▶ YOUR INSTRUCTIONS: Drop the images; return everything else in the listing below exactly.

--- start of DATA FOR THIS EXERCISE ---

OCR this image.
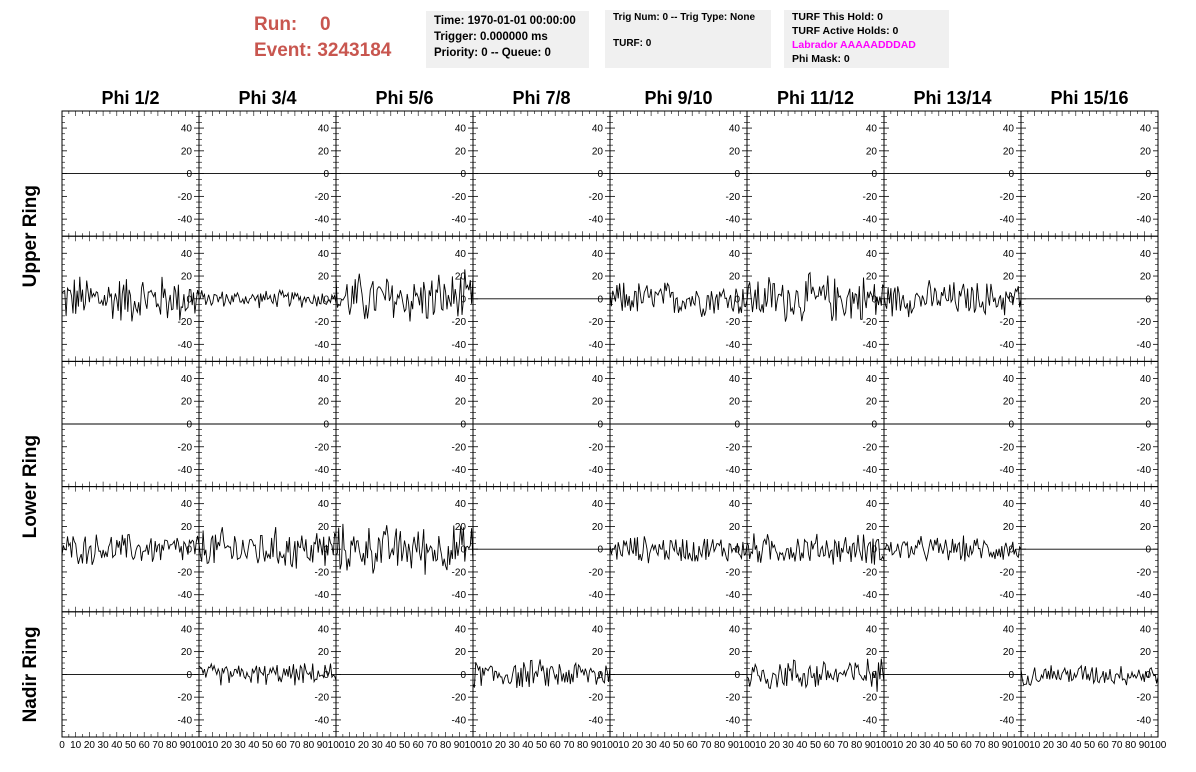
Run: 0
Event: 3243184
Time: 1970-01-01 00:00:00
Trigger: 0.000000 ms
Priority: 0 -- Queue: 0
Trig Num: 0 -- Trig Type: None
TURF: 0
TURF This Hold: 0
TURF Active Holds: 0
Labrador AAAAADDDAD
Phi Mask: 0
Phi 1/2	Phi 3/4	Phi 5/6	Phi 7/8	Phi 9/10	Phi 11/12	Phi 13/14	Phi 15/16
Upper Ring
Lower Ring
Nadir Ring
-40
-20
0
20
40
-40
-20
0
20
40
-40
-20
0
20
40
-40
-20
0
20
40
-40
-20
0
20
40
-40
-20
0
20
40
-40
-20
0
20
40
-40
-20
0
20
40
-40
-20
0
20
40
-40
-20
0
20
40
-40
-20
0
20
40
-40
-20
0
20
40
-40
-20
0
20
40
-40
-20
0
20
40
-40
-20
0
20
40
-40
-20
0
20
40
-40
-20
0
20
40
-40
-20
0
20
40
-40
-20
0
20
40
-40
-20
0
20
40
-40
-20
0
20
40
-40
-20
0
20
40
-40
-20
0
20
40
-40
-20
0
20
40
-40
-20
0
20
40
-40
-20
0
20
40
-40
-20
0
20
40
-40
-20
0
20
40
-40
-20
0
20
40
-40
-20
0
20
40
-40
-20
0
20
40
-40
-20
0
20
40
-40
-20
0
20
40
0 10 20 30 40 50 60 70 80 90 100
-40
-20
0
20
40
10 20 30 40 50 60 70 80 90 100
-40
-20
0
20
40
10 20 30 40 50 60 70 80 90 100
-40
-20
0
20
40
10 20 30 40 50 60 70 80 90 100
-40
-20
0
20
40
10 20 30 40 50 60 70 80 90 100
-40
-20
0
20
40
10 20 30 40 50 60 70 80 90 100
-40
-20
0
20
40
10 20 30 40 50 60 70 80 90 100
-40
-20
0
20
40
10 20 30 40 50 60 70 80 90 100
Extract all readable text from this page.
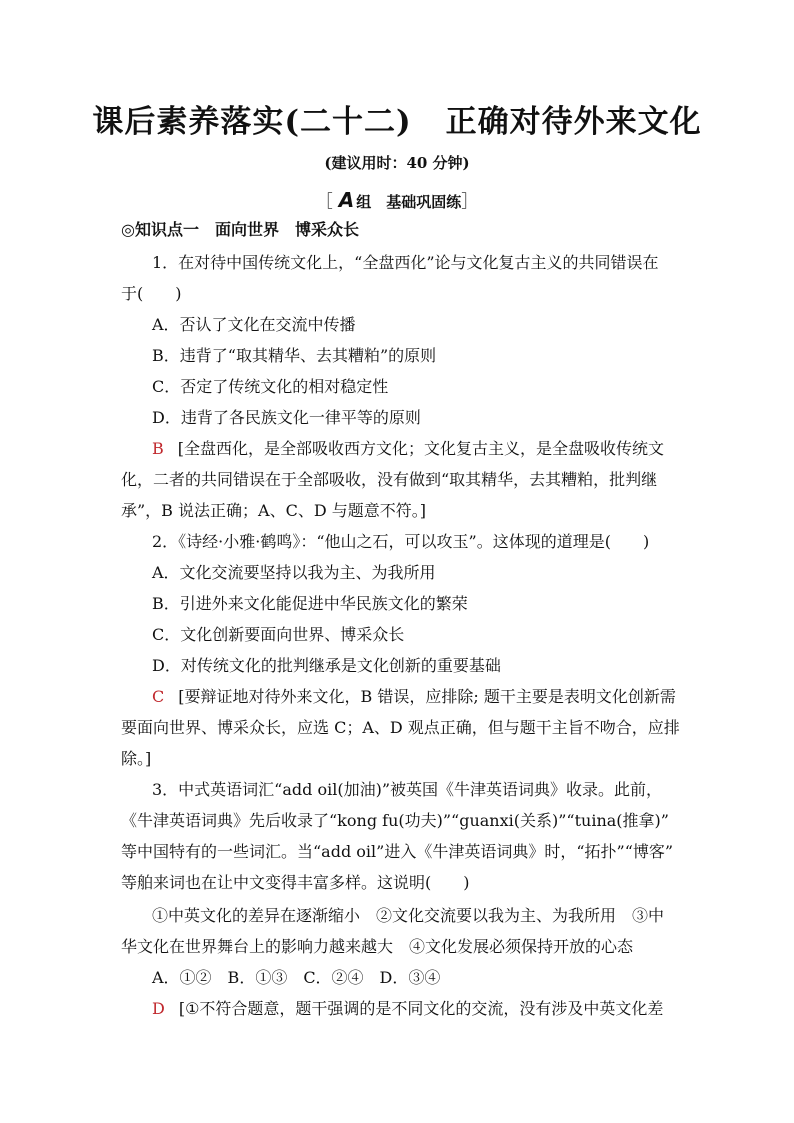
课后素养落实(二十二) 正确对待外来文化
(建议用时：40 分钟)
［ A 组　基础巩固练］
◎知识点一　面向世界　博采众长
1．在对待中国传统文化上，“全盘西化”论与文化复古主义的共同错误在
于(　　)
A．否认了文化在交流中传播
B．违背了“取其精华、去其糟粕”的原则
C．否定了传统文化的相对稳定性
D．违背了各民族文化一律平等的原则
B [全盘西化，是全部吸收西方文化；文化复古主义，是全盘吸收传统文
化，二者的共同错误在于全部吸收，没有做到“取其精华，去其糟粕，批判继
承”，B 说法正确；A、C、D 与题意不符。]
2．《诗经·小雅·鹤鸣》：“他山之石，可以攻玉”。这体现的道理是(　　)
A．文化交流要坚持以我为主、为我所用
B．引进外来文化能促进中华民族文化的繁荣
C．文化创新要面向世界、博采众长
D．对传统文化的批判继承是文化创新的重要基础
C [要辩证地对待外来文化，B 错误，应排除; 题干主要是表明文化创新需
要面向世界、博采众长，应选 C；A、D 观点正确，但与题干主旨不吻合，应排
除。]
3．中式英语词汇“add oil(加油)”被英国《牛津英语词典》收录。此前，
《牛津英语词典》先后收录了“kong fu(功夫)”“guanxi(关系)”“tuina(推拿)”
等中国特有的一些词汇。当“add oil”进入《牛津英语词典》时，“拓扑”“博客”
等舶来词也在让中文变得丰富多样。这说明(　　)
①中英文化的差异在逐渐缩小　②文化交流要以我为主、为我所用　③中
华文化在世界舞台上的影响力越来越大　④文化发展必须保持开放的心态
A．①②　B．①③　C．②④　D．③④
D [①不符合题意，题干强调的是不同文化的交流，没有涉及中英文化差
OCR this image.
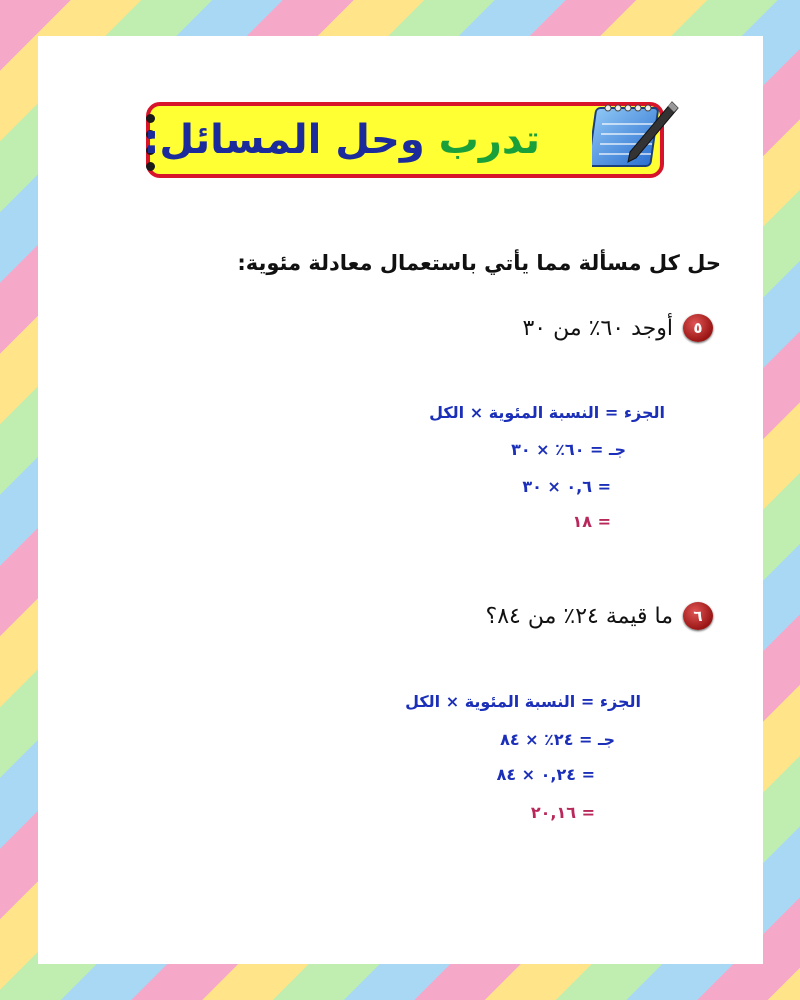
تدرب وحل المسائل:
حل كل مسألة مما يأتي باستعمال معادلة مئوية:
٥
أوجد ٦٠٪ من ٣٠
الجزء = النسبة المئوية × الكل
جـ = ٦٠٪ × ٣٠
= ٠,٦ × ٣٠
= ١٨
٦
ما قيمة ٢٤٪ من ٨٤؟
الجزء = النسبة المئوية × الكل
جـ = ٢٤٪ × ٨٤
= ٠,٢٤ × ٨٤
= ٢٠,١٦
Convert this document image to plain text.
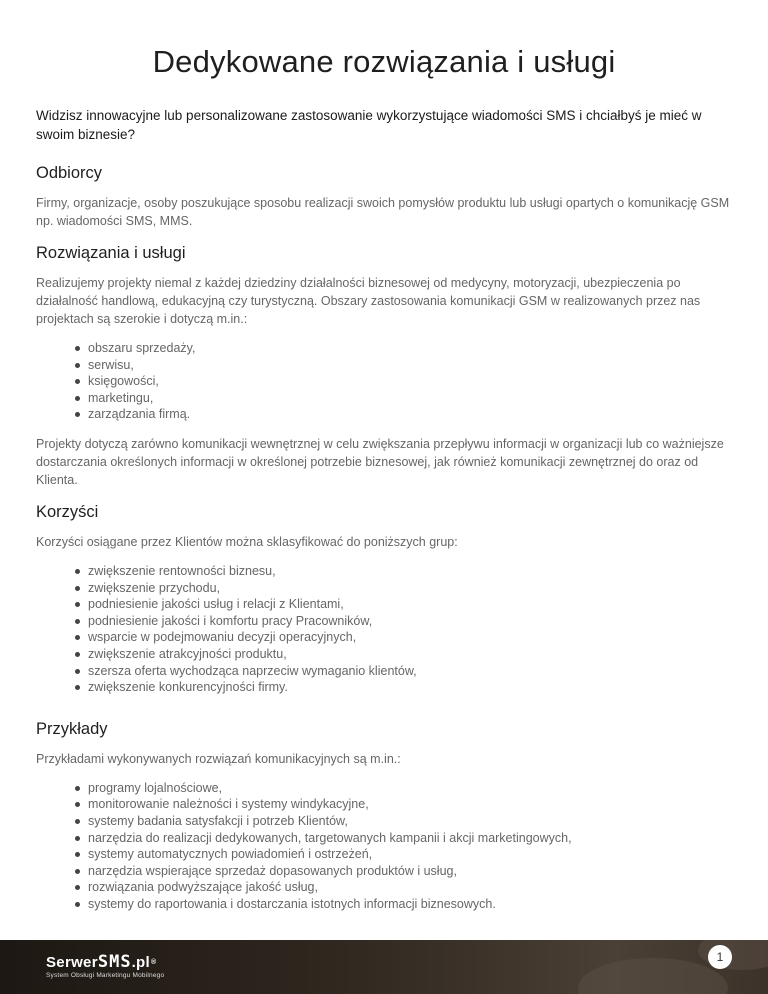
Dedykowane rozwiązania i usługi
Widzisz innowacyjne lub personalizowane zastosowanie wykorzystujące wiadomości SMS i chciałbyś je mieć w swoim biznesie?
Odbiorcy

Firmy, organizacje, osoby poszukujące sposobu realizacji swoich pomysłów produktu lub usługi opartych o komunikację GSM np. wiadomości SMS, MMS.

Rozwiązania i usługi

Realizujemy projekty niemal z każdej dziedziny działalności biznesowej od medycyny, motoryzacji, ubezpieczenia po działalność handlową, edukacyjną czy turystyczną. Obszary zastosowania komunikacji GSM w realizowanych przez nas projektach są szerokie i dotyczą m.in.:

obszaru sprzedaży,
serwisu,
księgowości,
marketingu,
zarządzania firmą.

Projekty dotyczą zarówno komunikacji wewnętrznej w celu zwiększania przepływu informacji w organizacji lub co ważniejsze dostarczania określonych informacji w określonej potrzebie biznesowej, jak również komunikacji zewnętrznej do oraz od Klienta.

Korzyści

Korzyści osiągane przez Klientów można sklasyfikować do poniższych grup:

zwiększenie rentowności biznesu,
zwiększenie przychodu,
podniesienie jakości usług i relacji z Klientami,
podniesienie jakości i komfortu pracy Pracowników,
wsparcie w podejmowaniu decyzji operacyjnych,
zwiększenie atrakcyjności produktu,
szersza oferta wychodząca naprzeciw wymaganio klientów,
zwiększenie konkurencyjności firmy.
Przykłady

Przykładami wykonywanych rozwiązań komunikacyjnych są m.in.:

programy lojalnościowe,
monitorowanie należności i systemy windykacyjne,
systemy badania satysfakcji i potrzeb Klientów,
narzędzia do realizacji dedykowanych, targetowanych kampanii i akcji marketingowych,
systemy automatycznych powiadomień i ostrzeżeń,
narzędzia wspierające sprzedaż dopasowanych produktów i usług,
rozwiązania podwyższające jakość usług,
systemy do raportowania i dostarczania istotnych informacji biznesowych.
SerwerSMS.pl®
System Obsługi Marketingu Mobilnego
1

--- end of DATA FOR THIS EXERCISE ---

▶ EXERCISE RESPONSE:
OCR this image.
Run: 0
Event: 3243184
Time: 1970-01-01 00:00:00
Trigger: 0.000000 ms
Priority: 0 -- Queue: 0
Trig Num: 0 -- Trig Type: None
TURF: 0
TURF This Hold: 0
TURF Active Holds: 0
Labrador AAAAADDDAD
Phi Mask: 0
Phi 1/2	Phi 3/4	Phi 5/6	Phi 7/8	Phi 9/10	Phi 11/12	Phi 13/14	Phi 15/16
Upper Ring
Lower Ring
Nadir Ring
-40
-20
0
20
40
-40
-20
0
20
40
-40
-20
0
20
40
-40
-20
0
20
40
-40
-20
0
20
40
-40
-20
0
20
40
-40
-20
0
20
40
-40
-20
0
20
40
-40
-20
0
20
40
-40
-20
0
20
40
-40
-20
0
20
40
-40
-20
0
20
40
-40
-20
0
20
40
-40
-20
0
20
40
-40
-20
0
20
40
-40
-20
0
20
40
-40
-20
0
20
40
-40
-20
0
20
40
-40
-20
0
20
40
-40
-20
0
20
40
-40
-20
0
20
40
-40
-20
0
20
40
-40
-20
0
20
40
-40
-20
0
20
40
-40
-20
0
20
40
-40
-20
0
20
40
-40
-20
0
20
40
-40
-20
0
20
40
-40
-20
0
20
40
-40
-20
0
20
40
-40
-20
0
20
40
-40
-20
0
20
40
-40
-20
0
20
40
0 10 20 30 40 50 60 70 80 90 100
-40
-20
0
20
40
10 20 30 40 50 60 70 80 90 100
-40
-20
0
20
40
10 20 30 40 50 60 70 80 90 100
-40
-20
0
20
40
10 20 30 40 50 60 70 80 90 100
-40
-20
0
20
40
10 20 30 40 50 60 70 80 90 100
-40
-20
0
20
40
10 20 30 40 50 60 70 80 90 100
-40
-20
0
20
40
10 20 30 40 50 60 70 80 90 100
-40
-20
0
20
40
10 20 30 40 50 60 70 80 90 100
Extract all readable text from this page.
课后素养落实(二十二) 正确对待外来文化
(建议用时：40 分钟)
［ A 组　基础巩固练］
◎知识点一　面向世界　博采众长
1．在对待中国传统文化上，“全盘西化”论与文化复古主义的共同错误在
于(　　)
A．否认了文化在交流中传播
B．违背了“取其精华、去其糟粕”的原则
C．否定了传统文化的相对稳定性
D．违背了各民族文化一律平等的原则
B [全盘西化，是全部吸收西方文化；文化复古主义，是全盘吸收传统文
化，二者的共同错误在于全部吸收，没有做到“取其精华，去其糟粕，批判继
承”，B 说法正确；A、C、D 与题意不符。]
2．《诗经·小雅·鹤鸣》：“他山之石，可以攻玉”。这体现的道理是(　　)
A．文化交流要坚持以我为主、为我所用
B．引进外来文化能促进中华民族文化的繁荣
C．文化创新要面向世界、博采众长
D．对传统文化的批判继承是文化创新的重要基础
C [要辩证地对待外来文化，B 错误，应排除; 题干主要是表明文化创新需
要面向世界、博采众长，应选 C；A、D 观点正确，但与题干主旨不吻合，应排
除。]
3．中式英语词汇“add oil(加油)”被英国《牛津英语词典》收录。此前，
《牛津英语词典》先后收录了“kong fu(功夫)”“guanxi(关系)”“tuina(推拿)”
等中国特有的一些词汇。当“add oil”进入《牛津英语词典》时，“拓扑”“博客”
等舶来词也在让中文变得丰富多样。这说明(　　)
①中英文化的差异在逐渐缩小　②文化交流要以我为主、为我所用　③中
华文化在世界舞台上的影响力越来越大　④文化发展必须保持开放的心态
A．①②　B．①③　C．②④　D．③④
D [①不符合题意，题干强调的是不同文化的交流，没有涉及中英文化差
OCR this image.
تدرب وحل المسائل:
حل كل مسألة مما يأتي باستعمال معادلة مئوية:
٥
أوجد ٦٠٪ من ٣٠
الجزء = النسبة المئوية × الكل
جـ = ٦٠٪ × ٣٠
= ٠,٦ × ٣٠
= ١٨
٦
ما قيمة ٢٤٪ من ٨٤؟
الجزء = النسبة المئوية × الكل
جـ = ٢٤٪ × ٨٤
= ٠,٢٤ × ٨٤
= ٢٠,١٦
Convert this document image to plain text.
Dedykowane rozwiązania i usługi
Widzisz innowacyjne lub personalizowane zastosowanie wykorzystujące wiadomości SMS i chciałbyś je mieć w swoim biznesie?
Odbiorcy

Firmy, organizacje, osoby poszukujące sposobu realizacji swoich pomysłów produktu lub usługi opartych o komunikację GSM np. wiadomości SMS, MMS.

Rozwiązania i usługi

Realizujemy projekty niemal z każdej dziedziny działalności biznesowej od medycyny, motoryzacji, ubezpieczenia po działalność handlową, edukacyjną czy turystyczną. Obszary zastosowania komunikacji GSM w realizowanych przez nas projektach są szerokie i dotyczą m.in.:

obszaru sprzedaży,
serwisu,
księgowości,
marketingu,
zarządzania firmą.

Projekty dotyczą zarówno komunikacji wewnętrznej w celu zwiększania przepływu informacji w organizacji lub co ważniejsze dostarczania określonych informacji w określonej potrzebie biznesowej, jak również komunikacji zewnętrznej do oraz od Klienta.

Korzyści

Korzyści osiągane przez Klientów można sklasyfikować do poniższych grup:

zwiększenie rentowności biznesu,
zwiększenie przychodu,
podniesienie jakości usług i relacji z Klientami,
podniesienie jakości i komfortu pracy Pracowników,
wsparcie w podejmowaniu decyzji operacyjnych,
zwiększenie atrakcyjności produktu,
szersza oferta wychodząca naprzeciw wymaganio klientów,
zwiększenie konkurencyjności firmy.
Przykłady

Przykładami wykonywanych rozwiązań komunikacyjnych są m.in.:

programy lojalnościowe,
monitorowanie należności i systemy windykacyjne,
systemy badania satysfakcji i potrzeb Klientów,
narzędzia do realizacji dedykowanych, targetowanych kampanii i akcji marketingowych,
systemy automatycznych powiadomień i ostrzeżeń,
narzędzia wspierające sprzedaż dopasowanych produktów i usług,
rozwiązania podwyższające jakość usług,
systemy do raportowania i dostarczania istotnych informacji biznesowych.
SerwerSMS.pl®
System Obsługi Marketingu Mobilnego
1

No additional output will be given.